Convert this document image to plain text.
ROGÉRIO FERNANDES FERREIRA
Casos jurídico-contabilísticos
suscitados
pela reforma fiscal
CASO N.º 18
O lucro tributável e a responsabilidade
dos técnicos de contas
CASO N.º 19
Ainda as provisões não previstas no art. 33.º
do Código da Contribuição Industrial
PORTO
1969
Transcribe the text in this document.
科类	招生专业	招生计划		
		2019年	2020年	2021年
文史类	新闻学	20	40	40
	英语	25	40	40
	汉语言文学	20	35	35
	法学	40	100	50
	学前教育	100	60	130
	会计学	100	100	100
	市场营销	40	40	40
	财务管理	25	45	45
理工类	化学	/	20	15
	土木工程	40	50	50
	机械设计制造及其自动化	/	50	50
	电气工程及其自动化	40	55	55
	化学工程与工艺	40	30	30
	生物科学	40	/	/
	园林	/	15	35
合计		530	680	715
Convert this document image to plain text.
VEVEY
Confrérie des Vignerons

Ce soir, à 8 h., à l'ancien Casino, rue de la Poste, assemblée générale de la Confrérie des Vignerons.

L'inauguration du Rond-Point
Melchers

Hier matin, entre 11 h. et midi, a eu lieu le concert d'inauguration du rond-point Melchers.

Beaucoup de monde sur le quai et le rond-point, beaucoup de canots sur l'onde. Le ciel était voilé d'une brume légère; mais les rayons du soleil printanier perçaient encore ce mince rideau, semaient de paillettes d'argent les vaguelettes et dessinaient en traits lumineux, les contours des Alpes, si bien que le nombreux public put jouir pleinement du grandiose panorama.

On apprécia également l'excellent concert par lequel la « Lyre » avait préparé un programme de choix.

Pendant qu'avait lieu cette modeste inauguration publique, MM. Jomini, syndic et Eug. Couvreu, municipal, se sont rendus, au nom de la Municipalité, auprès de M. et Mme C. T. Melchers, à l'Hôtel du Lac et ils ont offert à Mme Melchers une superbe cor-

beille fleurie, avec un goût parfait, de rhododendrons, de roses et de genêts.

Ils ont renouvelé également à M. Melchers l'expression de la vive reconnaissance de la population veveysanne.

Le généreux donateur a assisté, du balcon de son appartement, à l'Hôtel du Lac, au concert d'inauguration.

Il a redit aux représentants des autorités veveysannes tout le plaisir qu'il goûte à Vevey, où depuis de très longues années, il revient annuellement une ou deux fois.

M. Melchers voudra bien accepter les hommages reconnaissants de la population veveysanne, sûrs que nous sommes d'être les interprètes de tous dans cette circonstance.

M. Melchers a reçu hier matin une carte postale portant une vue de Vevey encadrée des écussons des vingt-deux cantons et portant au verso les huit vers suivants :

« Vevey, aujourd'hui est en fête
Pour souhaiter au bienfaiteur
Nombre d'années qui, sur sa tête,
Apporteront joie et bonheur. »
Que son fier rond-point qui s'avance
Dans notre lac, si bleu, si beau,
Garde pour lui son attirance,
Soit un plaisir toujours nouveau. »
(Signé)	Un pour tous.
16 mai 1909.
· · ·
Exactly as shown above, return every record.

Convert this document image to plain text.
ROGÉRIO FERNANDES FERREIRA
Casos jurídico-contabilísticos
suscitados
pela reforma fiscal
CASO N.º 18
O lucro tributável e a responsabilidade
dos técnicos de contas
CASO N.º 19
Ainda as provisões não previstas no art. 33.º
do Código da Contribuição Industrial
PORTO
1969
Transcribe the text in this document.
科类	招生专业	招生计划		
		2019年	2020年	2021年
文史类	新闻学	20	40	40
	英语	25	40	40
	汉语言文学	20	35	35
	法学	40	100	50
	学前教育	100	60	130
	会计学	100	100	100
	市场营销	40	40	40
	财务管理	25	45	45
理工类	化学	/	20	15
	土木工程	40	50	50
	机械设计制造及其自动化	/	50	50
	电气工程及其自动化	40	55	55
	化学工程与工艺	40	30	30
	生物科学	40	/	/
	园林	/	15	35
合计		530	680	715
Convert this document image to plain text.
VEVEY
Confrérie des Vignerons

Ce soir, à 8 h., à l'ancien Casino, rue de la Poste, assemblée générale de la Confrérie des Vignerons.

L'inauguration du Rond-Point
Melchers

Hier matin, entre 11 h. et midi, a eu lieu le concert d'inauguration du rond-point Melchers.

Beaucoup de monde sur le quai et le rond-point, beaucoup de canots sur l'onde. Le ciel était voilé d'une brume légère; mais les rayons du soleil printanier perçaient encore ce mince rideau, semaient de paillettes d'argent les vaguelettes et dessinaient en traits lumineux, les contours des Alpes, si bien que le nombreux public put jouir pleinement du grandiose panorama.

On apprécia également l'excellent concert par lequel la « Lyre » avait préparé un programme de choix.

Pendant qu'avait lieu cette modeste inauguration publique, MM. Jomini, syndic et Eug. Couvreu, municipal, se sont rendus, au nom de la Municipalité, auprès de M. et Mme C. T. Melchers, à l'Hôtel du Lac et ils ont offert à Mme Melchers une superbe cor-

beille fleurie, avec un goût parfait, de rhododendrons, de roses et de genêts.

Ils ont renouvelé également à M. Melchers l'expression de la vive reconnaissance de la population veveysanne.

Le généreux donateur a assisté, du balcon de son appartement, à l'Hôtel du Lac, au concert d'inauguration.

Il a redit aux représentants des autorités veveysannes tout le plaisir qu'il goûte à Vevey, où depuis de très longues années, il revient annuellement une ou deux fois.

M. Melchers voudra bien accepter les hommages reconnaissants de la population veveysanne, sûrs que nous sommes d'être les interprètes de tous dans cette circonstance.

M. Melchers a reçu hier matin une carte postale portant une vue de Vevey encadrée des écussons des vingt-deux cantons et portant au verso les huit vers suivants :

« Vevey, aujourd'hui est en fête
Pour souhaiter au bienfaiteur
Nombre d'années qui, sur sa tête,
Apporteront joie et bonheur. »
Que son fier rond-point qui s'avance
Dans notre lac, si bleu, si beau,
Garde pour lui son attirance,
Soit un plaisir toujours nouveau. »
(Signé)	Un pour tous.
16 mai 1909.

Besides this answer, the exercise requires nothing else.